> Set problem 1
Change every "store-front" to "storefront" in the dataset statistics passage, starting with "Appendix 0.A Appendix" and going on through "of this dataset.", and give that part again.

> Reading passage
══════════
Appendix 0.A Appendix 1: Dataset Statistics

In this section, we provide statistics of the SVBM dataset. The dataset contains 1.4 million training images and 140k testing images. Each image represents a business store-front, and a list of business candidates are associated with it. The task is to identify which business the store-front image represents. Scene text related technique is a natural choice for this task since almost all store-front images have text on it representing the business name. These statistics give a clearer properties of this dataset.

Fig. 9(a) shows the data distribution w.r.t the number of text candidates for each image. We can see that most images have less than 600 text candidates.

Figure 10: (a)The data distribution and cumulative distribution w.r.t number of candidates for each image. (b) The data distribution and cumulative distribution w.r.t text length.
══════════
> Set problem 2
How many lines of the rows contain the string "item", with case counting? Reply with the number alone.
══════════
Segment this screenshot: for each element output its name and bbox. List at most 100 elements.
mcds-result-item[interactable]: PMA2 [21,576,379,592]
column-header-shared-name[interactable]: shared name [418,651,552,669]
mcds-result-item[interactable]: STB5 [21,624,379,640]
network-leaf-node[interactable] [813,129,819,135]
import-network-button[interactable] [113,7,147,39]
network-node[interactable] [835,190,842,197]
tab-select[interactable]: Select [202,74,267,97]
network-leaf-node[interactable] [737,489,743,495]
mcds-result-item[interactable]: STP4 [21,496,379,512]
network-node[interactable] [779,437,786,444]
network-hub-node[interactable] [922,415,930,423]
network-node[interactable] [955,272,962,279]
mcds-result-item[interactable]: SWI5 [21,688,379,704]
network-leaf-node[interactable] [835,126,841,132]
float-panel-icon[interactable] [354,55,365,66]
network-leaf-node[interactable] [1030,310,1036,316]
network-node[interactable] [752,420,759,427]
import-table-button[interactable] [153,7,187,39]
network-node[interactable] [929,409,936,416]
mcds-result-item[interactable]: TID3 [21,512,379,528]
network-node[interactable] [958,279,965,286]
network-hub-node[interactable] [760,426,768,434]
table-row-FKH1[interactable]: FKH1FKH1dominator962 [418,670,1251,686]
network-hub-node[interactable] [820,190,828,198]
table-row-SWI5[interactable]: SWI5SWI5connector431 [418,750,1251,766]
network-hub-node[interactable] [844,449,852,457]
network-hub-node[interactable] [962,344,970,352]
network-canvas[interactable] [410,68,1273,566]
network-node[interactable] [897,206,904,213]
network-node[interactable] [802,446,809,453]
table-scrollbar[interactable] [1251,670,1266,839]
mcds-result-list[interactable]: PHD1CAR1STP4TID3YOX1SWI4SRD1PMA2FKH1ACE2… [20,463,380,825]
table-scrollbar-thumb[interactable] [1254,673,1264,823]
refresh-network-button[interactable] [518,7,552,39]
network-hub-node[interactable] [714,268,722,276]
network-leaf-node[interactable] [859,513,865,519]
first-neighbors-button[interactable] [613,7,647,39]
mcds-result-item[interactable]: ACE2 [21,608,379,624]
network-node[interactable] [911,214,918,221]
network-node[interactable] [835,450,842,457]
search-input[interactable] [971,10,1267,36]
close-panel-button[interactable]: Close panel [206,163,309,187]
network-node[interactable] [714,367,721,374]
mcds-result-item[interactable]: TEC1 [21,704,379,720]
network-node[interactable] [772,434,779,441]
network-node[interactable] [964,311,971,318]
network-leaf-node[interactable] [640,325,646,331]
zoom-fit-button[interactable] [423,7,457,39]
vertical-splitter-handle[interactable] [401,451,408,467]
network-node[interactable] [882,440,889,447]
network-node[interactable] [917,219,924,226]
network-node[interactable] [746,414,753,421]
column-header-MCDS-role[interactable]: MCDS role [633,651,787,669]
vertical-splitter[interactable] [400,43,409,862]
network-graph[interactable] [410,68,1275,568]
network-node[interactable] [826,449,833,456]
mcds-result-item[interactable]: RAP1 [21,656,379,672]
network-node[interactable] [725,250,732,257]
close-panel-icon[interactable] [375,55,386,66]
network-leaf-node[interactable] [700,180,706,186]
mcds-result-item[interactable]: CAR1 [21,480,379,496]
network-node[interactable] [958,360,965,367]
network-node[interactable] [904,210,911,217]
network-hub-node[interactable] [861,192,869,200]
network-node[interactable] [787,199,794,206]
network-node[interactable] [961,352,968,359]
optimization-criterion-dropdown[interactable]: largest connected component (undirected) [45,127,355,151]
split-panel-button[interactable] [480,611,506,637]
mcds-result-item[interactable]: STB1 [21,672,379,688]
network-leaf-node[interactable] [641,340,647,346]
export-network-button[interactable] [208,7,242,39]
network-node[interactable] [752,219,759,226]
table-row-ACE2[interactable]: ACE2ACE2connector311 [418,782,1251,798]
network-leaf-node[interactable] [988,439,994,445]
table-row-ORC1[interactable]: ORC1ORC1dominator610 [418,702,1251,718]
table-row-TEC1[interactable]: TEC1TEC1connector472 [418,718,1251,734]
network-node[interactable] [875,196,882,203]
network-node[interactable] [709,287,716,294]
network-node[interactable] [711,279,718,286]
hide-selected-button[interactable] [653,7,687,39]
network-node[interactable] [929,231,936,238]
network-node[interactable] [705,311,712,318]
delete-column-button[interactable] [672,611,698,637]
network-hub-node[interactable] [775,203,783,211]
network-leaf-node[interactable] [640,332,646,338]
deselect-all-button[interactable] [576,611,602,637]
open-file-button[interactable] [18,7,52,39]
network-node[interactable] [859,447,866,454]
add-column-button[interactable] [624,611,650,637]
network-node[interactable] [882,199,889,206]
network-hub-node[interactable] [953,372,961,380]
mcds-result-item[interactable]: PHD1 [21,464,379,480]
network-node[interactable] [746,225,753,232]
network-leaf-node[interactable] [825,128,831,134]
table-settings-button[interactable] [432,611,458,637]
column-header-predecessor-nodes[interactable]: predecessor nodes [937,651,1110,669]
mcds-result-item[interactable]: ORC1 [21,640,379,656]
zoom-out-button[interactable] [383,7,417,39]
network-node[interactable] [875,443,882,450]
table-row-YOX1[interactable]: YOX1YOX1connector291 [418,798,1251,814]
══════════
> Full output 1
Appendix 0.A Appendix 1: Dataset Statistics

In this section, we provide statistics of the SVBM dataset. The dataset contains 1.4 million training images and 140k testing images. Each image represents a business storefront, and a list of business candidates are associated with it. The task is to identify which business the storefront image represents. Scene text related technique is a natural choice for this task since almost all storefront images have text on it representing the business name. These statistics give a clearer properties of this dataset.

> Full output 2
12